- Task to complete -
Return each line of the listing that contains the string "image".

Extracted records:
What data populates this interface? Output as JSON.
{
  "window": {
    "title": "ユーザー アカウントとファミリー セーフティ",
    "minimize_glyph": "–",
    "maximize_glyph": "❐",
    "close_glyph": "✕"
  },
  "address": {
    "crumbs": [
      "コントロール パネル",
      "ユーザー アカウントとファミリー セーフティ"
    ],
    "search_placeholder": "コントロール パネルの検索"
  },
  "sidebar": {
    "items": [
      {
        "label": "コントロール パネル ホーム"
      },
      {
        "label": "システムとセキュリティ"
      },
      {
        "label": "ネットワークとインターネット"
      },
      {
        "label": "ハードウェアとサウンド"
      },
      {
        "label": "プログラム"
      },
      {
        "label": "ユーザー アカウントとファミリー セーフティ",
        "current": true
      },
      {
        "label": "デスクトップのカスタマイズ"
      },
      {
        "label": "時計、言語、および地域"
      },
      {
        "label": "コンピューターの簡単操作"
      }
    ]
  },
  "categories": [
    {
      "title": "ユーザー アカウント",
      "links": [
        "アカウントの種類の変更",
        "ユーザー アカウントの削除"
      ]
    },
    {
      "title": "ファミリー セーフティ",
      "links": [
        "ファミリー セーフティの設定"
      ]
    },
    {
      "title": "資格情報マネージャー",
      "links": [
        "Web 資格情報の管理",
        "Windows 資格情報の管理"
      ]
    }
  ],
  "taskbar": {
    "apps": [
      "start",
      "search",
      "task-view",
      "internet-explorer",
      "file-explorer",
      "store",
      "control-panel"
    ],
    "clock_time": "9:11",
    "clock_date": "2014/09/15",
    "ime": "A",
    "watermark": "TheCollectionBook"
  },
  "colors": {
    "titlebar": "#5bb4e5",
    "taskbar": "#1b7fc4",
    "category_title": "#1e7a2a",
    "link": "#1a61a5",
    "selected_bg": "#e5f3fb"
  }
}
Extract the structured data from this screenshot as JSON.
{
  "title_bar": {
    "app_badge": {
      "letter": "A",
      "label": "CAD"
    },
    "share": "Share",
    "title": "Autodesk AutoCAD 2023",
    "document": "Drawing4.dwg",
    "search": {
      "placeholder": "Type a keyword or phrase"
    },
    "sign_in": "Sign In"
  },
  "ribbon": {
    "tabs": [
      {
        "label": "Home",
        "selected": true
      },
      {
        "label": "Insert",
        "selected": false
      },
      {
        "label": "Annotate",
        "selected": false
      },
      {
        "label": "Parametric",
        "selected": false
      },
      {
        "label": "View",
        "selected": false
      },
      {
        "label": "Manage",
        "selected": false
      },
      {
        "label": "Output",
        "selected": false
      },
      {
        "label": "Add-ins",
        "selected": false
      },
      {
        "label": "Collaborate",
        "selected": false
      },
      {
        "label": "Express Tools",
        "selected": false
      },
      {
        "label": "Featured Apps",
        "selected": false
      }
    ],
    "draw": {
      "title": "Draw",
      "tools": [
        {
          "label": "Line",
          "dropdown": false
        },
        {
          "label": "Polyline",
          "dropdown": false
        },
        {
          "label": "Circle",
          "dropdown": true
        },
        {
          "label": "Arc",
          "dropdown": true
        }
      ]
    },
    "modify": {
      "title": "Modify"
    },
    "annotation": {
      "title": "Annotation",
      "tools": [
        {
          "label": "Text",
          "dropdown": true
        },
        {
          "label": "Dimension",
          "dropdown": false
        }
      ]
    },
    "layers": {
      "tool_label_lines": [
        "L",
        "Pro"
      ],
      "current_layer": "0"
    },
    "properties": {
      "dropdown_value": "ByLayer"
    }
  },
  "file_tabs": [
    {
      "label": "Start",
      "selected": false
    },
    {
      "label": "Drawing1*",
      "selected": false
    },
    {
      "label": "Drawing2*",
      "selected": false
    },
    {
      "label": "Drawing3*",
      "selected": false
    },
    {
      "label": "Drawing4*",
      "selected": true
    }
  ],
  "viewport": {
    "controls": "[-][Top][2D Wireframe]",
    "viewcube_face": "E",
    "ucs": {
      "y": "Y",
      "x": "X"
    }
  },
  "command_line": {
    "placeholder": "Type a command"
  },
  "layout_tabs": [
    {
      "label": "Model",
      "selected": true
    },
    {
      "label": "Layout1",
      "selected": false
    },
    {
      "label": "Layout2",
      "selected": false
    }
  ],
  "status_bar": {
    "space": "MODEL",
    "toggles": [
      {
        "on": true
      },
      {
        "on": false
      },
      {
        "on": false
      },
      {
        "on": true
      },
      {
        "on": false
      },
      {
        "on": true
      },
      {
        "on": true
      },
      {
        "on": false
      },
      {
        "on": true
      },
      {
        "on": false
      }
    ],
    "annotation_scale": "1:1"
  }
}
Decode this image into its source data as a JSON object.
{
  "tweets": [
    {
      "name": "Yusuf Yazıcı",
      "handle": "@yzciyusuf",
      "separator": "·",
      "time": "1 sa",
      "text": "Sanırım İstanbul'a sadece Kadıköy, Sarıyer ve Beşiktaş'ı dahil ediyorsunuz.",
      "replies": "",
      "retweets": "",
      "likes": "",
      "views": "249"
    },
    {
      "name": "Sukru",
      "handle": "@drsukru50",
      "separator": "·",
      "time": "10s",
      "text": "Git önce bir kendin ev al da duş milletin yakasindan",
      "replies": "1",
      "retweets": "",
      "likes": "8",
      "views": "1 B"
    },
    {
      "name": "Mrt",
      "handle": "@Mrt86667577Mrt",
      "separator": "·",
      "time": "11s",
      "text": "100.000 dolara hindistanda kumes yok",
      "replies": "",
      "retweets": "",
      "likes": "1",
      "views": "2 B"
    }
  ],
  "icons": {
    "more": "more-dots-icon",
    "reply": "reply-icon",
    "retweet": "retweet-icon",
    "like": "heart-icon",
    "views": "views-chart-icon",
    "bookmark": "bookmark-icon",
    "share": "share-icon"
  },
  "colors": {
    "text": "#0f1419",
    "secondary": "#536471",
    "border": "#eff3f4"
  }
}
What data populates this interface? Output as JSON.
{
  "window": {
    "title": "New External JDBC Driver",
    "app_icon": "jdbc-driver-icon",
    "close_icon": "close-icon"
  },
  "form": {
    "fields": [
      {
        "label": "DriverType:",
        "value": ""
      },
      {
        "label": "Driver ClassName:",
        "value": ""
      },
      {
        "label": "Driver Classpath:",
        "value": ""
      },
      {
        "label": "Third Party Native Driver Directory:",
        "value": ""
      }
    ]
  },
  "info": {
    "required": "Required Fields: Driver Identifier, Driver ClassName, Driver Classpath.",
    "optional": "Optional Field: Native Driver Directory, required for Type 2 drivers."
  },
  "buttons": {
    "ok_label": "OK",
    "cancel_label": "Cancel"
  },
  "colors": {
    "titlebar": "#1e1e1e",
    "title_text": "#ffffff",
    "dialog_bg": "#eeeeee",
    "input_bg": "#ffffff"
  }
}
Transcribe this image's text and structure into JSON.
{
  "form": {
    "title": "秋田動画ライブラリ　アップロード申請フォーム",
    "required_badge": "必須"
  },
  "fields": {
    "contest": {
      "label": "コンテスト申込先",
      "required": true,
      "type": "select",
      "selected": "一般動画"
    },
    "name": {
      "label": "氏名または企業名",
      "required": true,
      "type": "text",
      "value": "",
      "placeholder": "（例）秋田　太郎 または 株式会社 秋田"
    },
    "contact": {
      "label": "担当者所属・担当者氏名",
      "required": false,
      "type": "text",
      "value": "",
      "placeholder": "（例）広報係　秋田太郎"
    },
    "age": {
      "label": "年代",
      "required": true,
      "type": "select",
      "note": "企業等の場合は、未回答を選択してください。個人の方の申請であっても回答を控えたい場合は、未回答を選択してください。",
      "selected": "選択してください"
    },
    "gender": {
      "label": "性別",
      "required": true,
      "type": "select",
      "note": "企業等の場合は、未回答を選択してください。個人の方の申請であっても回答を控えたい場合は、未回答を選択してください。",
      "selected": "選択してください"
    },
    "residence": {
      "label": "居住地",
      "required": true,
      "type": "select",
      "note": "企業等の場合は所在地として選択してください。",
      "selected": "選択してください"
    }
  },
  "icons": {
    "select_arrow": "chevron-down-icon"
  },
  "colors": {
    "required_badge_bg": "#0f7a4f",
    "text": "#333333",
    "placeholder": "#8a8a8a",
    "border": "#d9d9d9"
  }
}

- Output of the task -
Decode this image into its source data as a JSON object.
Transcribe this image's text and structure into JSON.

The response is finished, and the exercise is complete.